Excerpt →

Many novel materials at the frontier of solid state physics are strongly correlated systems. They include high-Tc superconductors, Mott insulators, spintronic materials, ferroelectrics, and heavy fermion materials. In such materials, correlations between the more localised 3d or 4f electrons play a key role in determining the properties of the system.

NiO is considered one of the most important compounds for the field of strongly correlated materials for two reasons. Firstly, it was treated as a prototype by Mott to explain the nature of the insulating state that came to bear his name. Secondly, it is chemically a compound with a rather simple crystal structure and d8 electron configuration (i.e. lacking high-spin - low-spin transitions, Jahn-Teller effects, etc.) making it well suited to the experimental validation of theoretical models. Additionally, the absence of a spin-state degree in NiO is an advantage of the material as a system for investigations of insulator-to-metal transition (IMT) due to Mott or charge transfer gap closure compared to MnO, FeO or CoO. Futhermore, nothing other than a decrease of interatomic distances will affect the balance between charge transfer and Mott-Hubbard gap. Thus NiO is the only case where we may definitely observe the pure Mott type IMT and therefore determine its exact mechanism and effects on magnetic ordering and magnetic moment. The pressure of the IMT has been studied theoretically, with results ranging between 230 GPa [1] and 3.7 TPa [2]. Due to the many difficulties to conduct experiments at such ultra-high pressure, which drastically limit the number of available methods for measurements, the amount of experimental work on the actual IMT in NiO is scarce. However, the long-sought IMT in NiO was recently reported to be found at 240 GPa by resistivity measurements [3]. In all known cases, an IMT in a Mott insulator has been associated with the loss of magnetic order, and this is expected to apply to NiO as well [1]. Therefore, magnetic investigations are essential to understand the IMT in Mott insulators, as the disappearance of magnetic ordering is the only clear indication of the Mott type IMT.

Element boundary records:
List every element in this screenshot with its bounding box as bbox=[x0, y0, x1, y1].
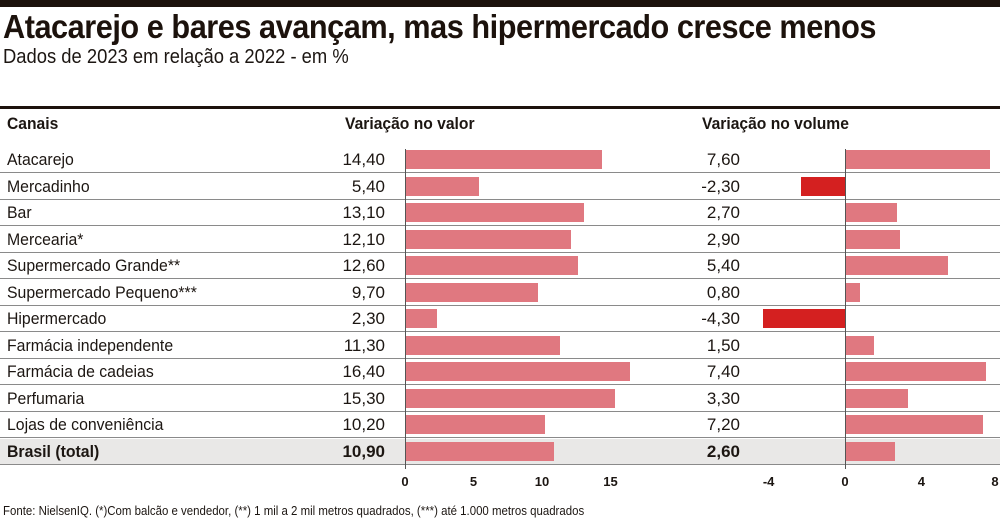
channel-label: Mercadinho bbox=[7, 176, 90, 196]
source-footnote: Fonte: NielsenIQ. (*)Com balcão e vended… bbox=[3, 503, 585, 518]
volume-change-label: 2,60 bbox=[706, 441, 740, 461]
value-change-label: 14,40 bbox=[342, 150, 385, 169]
value-bar bbox=[405, 415, 545, 434]
table-row: Supermercado Grande** 12,60 5,40 bbox=[0, 253, 1000, 279]
table-row: Perfumaria 15,30 3,30 bbox=[0, 386, 1000, 412]
channel-label: Brasil (total) bbox=[7, 441, 100, 461]
table-row: Atacarejo 14,40 7,60 bbox=[0, 147, 1000, 173]
value-bar bbox=[405, 256, 578, 275]
value-axis-tick-label: 5 bbox=[469, 474, 478, 489]
volume-change-label: 1,50 bbox=[706, 335, 740, 355]
volume-bar bbox=[845, 256, 949, 275]
volume-axis-tick-label: 8 bbox=[991, 474, 999, 489]
chart-title: Atacarejo e bares avançam, mas hipermerc… bbox=[3, 8, 876, 45]
value-change-label: 10,90 bbox=[342, 441, 385, 461]
channel-label: Supermercado Grande** bbox=[7, 256, 181, 275]
volume-bar bbox=[845, 282, 861, 302]
volume-bar bbox=[845, 388, 909, 408]
volume-bar bbox=[845, 150, 991, 169]
channel-label: Perfumaria bbox=[7, 388, 85, 408]
value-change-label: 13,10 bbox=[342, 203, 385, 222]
value-axis-tick-label: 10 bbox=[534, 474, 550, 489]
channel-label: Atacarejo bbox=[7, 150, 74, 169]
volume-change-label: 2,70 bbox=[706, 203, 740, 222]
column-header-channel: Canais bbox=[7, 114, 59, 133]
value-change-label: 16,40 bbox=[342, 362, 385, 381]
value-axis-tick-label: 15 bbox=[603, 474, 618, 489]
volume-bar bbox=[845, 229, 901, 249]
volume-change-label: 5,40 bbox=[706, 256, 740, 275]
table-row: Bar 13,10 2,70 bbox=[0, 200, 1000, 226]
value-change-label: 10,20 bbox=[342, 415, 385, 434]
value-bar bbox=[405, 203, 585, 222]
channel-label: Lojas de conveniência bbox=[7, 415, 164, 434]
volume-bar bbox=[845, 203, 897, 222]
volume-change-label: 7,20 bbox=[706, 415, 740, 434]
value-bar bbox=[405, 282, 538, 302]
chart-subtitle: Dados de 2023 em relação a 2022 - em % bbox=[3, 46, 349, 68]
table-row: Supermercado Pequeno*** 9,70 0,80 bbox=[0, 280, 1000, 306]
channel-label: Supermercado Pequeno*** bbox=[7, 282, 197, 302]
volume-bar bbox=[762, 309, 845, 328]
top-rule bbox=[0, 0, 1000, 7]
value-change-label: 12,60 bbox=[342, 256, 385, 275]
value-change-label: 9,70 bbox=[351, 282, 385, 302]
table-row: Farmácia independente 11,30 1,50 bbox=[0, 333, 1000, 359]
volume-bar bbox=[845, 415, 983, 434]
volume-change-label: 0,80 bbox=[706, 282, 740, 302]
value-change-label: 2,30 bbox=[351, 309, 385, 328]
channel-label: Farmácia de cadeias bbox=[7, 362, 154, 381]
header-rule bbox=[0, 106, 1000, 109]
volume-axis-tick-label: -4 bbox=[762, 474, 775, 489]
volume-change-label: 2,90 bbox=[706, 229, 740, 249]
channel-label: Bar bbox=[7, 203, 32, 222]
volume-bar bbox=[801, 176, 845, 196]
table-row: Mercearia* 12,10 2,90 bbox=[0, 227, 1000, 253]
volume-change-label: 7,40 bbox=[706, 362, 740, 381]
column-header-value: Variação no valor bbox=[345, 114, 475, 133]
value-bar bbox=[405, 362, 630, 381]
table-row: Lojas de conveniência 10,20 7,20 bbox=[0, 412, 1000, 438]
channel-label: Mercearia* bbox=[7, 229, 84, 249]
volume-bar bbox=[845, 335, 874, 355]
volume-bar bbox=[845, 362, 987, 381]
channel-label: Farmácia independente bbox=[7, 335, 174, 355]
value-change-label: 15,30 bbox=[342, 388, 385, 408]
value-change-label: 5,40 bbox=[351, 176, 385, 196]
value-bar bbox=[405, 441, 555, 461]
value-change-label: 11,30 bbox=[343, 335, 385, 355]
volume-change-label: -4,30 bbox=[701, 309, 740, 328]
volume-zero-axis bbox=[845, 149, 846, 469]
value-bar bbox=[405, 150, 603, 169]
value-change-label: 12,10 bbox=[342, 229, 385, 249]
channel-label: Hipermercado bbox=[7, 309, 107, 328]
volume-axis-tick-label: 4 bbox=[917, 474, 926, 489]
value-bar bbox=[405, 388, 615, 408]
volume-axis-tick-label: 0 bbox=[841, 474, 849, 489]
volume-change-label: 3,30 bbox=[706, 388, 740, 408]
table-row: Mercadinho 5,40 -2,30 bbox=[0, 174, 1000, 200]
value-bar bbox=[405, 176, 479, 196]
value-zero-axis bbox=[405, 149, 406, 469]
table-row: Hipermercado 2,30 -4,30 bbox=[0, 306, 1000, 332]
volume-change-label: 7,60 bbox=[706, 150, 740, 169]
volume-bar bbox=[845, 441, 895, 461]
table-row: Farmácia de cadeias 16,40 7,40 bbox=[0, 359, 1000, 385]
value-bar bbox=[405, 309, 437, 328]
column-header-volume: Variação no volume bbox=[702, 114, 849, 133]
volume-change-label: -2,30 bbox=[701, 176, 740, 196]
table-row-total: Brasil (total) 10,90 2,60 bbox=[0, 438, 1000, 465]
value-bar bbox=[405, 335, 560, 355]
value-bar bbox=[405, 229, 571, 249]
value-axis-tick-label: 0 bbox=[401, 474, 409, 489]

Exercise → Extract the passage of the NiO text between "Many novel materials" and "of the system.", inclusive. These listings were taken from a different source than the text.

Complete response →
Many novel materials at the frontier of solid state physics are strongly correlated systems. They include high-Tc superconductors, Mott insulators, spintronic materials, ferroelectrics, and heavy fermion materials. In such materials, correlations between the more localised 3d or 4f electrons play a key role in determining the properties of the system.